>>

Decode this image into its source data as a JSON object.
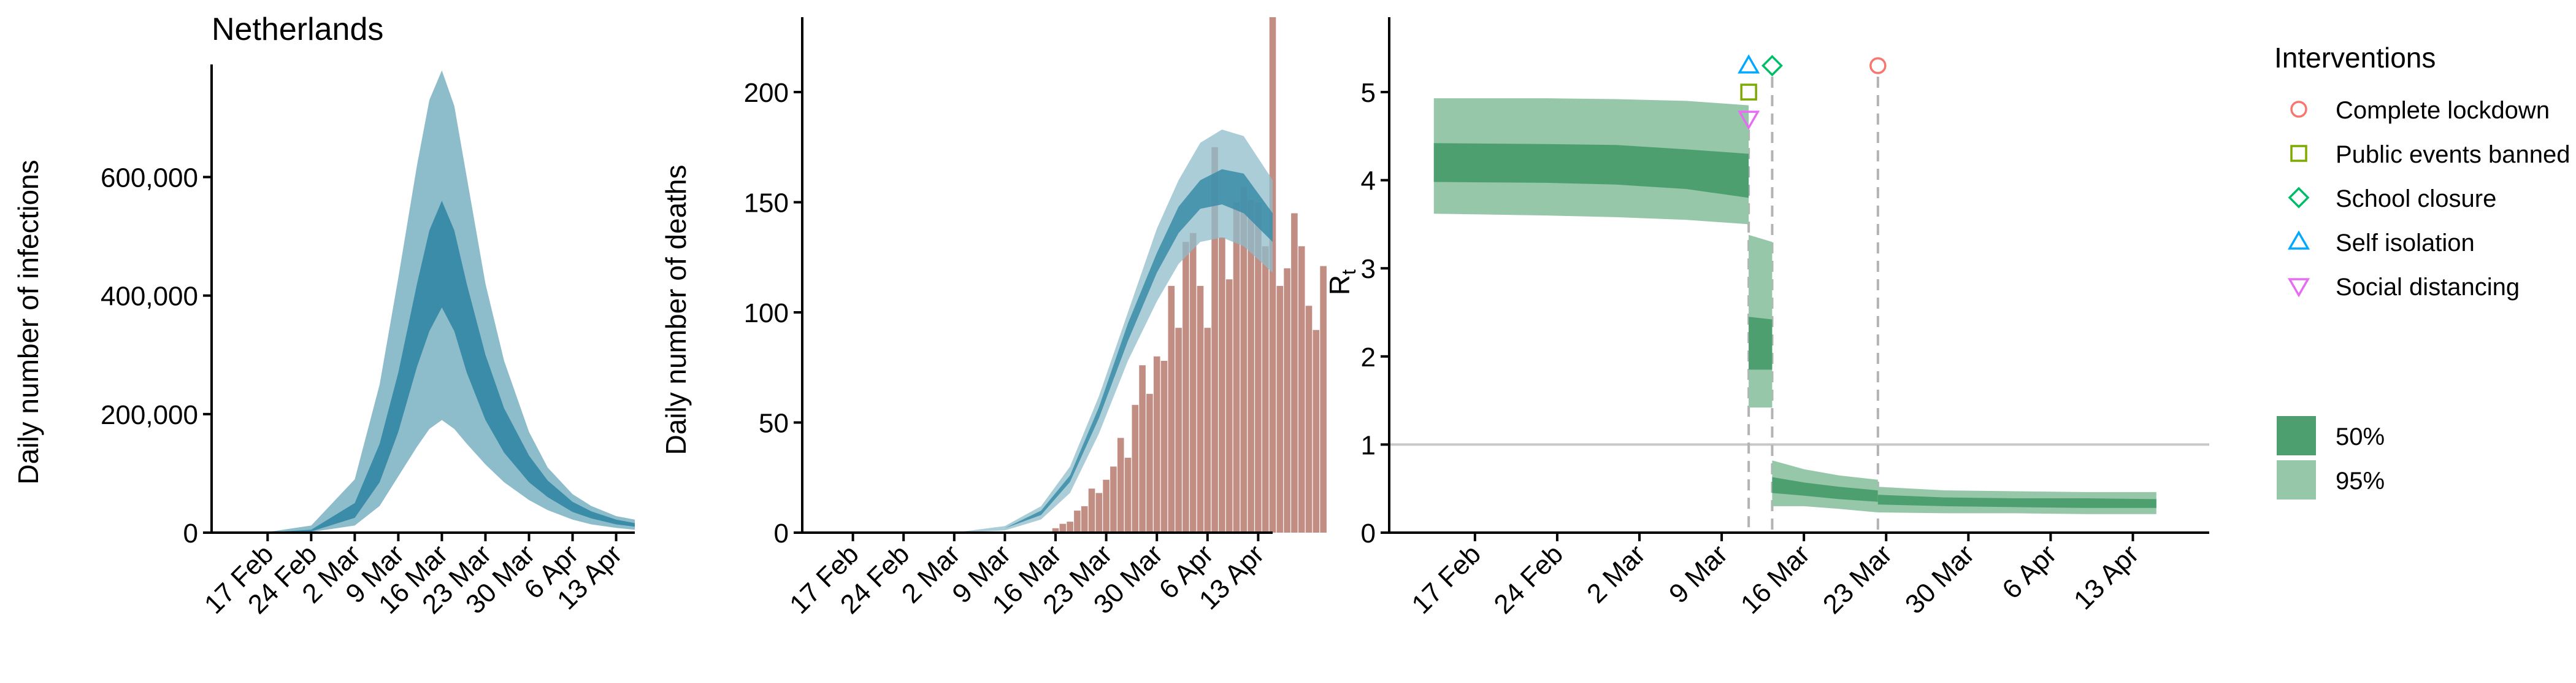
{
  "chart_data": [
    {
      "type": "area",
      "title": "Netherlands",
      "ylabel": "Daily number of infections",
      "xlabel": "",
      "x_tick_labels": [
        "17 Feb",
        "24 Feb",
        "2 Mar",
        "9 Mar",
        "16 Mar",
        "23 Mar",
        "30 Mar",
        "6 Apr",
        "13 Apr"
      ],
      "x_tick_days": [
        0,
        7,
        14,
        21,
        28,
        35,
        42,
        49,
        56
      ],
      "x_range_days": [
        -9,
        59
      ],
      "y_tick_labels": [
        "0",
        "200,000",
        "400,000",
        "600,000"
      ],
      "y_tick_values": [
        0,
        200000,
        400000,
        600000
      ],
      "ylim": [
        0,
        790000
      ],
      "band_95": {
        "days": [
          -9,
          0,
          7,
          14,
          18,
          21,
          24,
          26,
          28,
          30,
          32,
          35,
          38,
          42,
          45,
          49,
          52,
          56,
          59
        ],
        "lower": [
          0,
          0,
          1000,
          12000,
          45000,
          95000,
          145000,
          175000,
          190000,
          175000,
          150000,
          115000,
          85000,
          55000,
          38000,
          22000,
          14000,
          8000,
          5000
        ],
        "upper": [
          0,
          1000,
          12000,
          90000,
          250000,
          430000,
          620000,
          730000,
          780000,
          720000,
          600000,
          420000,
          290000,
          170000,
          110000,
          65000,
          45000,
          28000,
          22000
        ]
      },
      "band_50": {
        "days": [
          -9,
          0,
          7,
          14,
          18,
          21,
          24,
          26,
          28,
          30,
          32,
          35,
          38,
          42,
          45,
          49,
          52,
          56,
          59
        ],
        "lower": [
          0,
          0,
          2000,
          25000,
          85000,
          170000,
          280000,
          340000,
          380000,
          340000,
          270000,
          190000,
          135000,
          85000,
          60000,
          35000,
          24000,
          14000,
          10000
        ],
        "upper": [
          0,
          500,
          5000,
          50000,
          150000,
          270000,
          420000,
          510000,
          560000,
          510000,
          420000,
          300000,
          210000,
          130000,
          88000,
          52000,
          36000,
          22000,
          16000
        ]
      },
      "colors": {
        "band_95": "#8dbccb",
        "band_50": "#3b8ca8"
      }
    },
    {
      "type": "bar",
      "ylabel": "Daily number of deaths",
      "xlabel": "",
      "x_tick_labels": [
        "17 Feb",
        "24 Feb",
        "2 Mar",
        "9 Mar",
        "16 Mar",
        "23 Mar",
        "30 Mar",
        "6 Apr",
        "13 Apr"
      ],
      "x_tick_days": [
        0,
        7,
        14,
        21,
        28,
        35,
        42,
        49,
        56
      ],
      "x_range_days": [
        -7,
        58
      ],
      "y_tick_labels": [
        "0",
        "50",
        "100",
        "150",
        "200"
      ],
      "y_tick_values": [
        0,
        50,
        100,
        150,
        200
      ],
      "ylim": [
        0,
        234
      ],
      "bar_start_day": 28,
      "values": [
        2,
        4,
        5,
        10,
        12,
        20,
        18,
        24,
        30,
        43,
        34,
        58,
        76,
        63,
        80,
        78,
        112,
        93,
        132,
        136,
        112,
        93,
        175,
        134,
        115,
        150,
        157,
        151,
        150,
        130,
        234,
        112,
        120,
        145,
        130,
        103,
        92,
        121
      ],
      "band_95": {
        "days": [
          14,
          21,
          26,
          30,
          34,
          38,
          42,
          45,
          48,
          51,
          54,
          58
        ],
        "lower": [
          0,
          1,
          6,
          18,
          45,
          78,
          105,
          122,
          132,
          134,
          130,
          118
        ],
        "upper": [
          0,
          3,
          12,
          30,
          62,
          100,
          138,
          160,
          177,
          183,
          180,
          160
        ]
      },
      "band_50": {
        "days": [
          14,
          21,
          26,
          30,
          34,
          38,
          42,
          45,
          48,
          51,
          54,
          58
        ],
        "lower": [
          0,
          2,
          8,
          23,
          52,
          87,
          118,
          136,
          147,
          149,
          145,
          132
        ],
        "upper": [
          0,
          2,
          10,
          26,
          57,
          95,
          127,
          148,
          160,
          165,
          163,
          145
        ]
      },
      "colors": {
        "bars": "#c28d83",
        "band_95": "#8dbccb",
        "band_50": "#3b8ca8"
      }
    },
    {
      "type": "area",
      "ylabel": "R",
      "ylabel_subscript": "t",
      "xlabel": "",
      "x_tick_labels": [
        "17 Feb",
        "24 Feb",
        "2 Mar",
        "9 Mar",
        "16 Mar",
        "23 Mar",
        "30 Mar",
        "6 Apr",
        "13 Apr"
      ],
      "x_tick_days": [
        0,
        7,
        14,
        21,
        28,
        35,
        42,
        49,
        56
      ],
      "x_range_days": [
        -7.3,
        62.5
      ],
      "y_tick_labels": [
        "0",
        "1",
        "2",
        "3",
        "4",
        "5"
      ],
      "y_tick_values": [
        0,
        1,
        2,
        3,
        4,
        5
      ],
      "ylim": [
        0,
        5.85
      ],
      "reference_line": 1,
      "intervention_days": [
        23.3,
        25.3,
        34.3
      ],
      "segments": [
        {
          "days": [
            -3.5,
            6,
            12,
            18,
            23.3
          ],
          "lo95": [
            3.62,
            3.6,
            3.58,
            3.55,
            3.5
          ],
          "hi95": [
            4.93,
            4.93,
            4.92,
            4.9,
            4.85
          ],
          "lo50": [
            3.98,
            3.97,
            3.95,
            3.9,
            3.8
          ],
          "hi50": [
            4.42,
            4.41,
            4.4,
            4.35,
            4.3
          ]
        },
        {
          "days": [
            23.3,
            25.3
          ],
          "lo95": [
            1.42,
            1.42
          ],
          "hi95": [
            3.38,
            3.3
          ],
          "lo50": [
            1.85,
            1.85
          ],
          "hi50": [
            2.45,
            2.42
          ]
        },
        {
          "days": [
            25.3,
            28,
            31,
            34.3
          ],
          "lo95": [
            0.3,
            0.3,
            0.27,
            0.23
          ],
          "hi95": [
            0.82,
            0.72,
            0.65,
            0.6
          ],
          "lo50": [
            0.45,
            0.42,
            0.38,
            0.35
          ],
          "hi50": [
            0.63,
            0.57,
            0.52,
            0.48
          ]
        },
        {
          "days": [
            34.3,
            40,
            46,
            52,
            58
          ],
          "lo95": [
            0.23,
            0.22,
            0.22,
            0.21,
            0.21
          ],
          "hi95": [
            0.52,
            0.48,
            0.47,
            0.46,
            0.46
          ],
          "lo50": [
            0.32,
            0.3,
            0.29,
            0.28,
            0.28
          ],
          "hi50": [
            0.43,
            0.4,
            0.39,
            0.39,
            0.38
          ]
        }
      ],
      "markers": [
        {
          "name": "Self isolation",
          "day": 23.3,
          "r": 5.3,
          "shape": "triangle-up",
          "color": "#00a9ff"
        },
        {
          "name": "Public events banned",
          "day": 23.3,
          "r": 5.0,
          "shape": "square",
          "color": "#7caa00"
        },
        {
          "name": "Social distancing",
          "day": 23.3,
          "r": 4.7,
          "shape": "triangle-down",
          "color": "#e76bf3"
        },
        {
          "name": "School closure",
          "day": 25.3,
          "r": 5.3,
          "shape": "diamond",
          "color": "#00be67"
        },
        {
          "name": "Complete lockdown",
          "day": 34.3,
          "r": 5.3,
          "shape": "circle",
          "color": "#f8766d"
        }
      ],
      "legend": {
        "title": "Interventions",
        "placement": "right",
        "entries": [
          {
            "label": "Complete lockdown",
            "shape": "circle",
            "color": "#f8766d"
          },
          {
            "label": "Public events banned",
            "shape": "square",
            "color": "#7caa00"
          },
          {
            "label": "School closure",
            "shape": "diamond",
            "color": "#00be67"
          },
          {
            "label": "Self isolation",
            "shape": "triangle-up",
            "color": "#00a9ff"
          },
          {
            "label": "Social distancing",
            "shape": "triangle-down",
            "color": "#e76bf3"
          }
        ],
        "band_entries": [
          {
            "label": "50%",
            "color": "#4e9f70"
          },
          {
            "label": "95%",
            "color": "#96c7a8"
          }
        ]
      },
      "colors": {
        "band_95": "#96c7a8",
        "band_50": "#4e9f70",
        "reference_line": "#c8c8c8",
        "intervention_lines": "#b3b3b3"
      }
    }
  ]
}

<<

### What you need to do
Return every line of the preceding records in which the word "Public" appears.

### Written answer
          "name": "Public events banned",
            "label": "Public events banned",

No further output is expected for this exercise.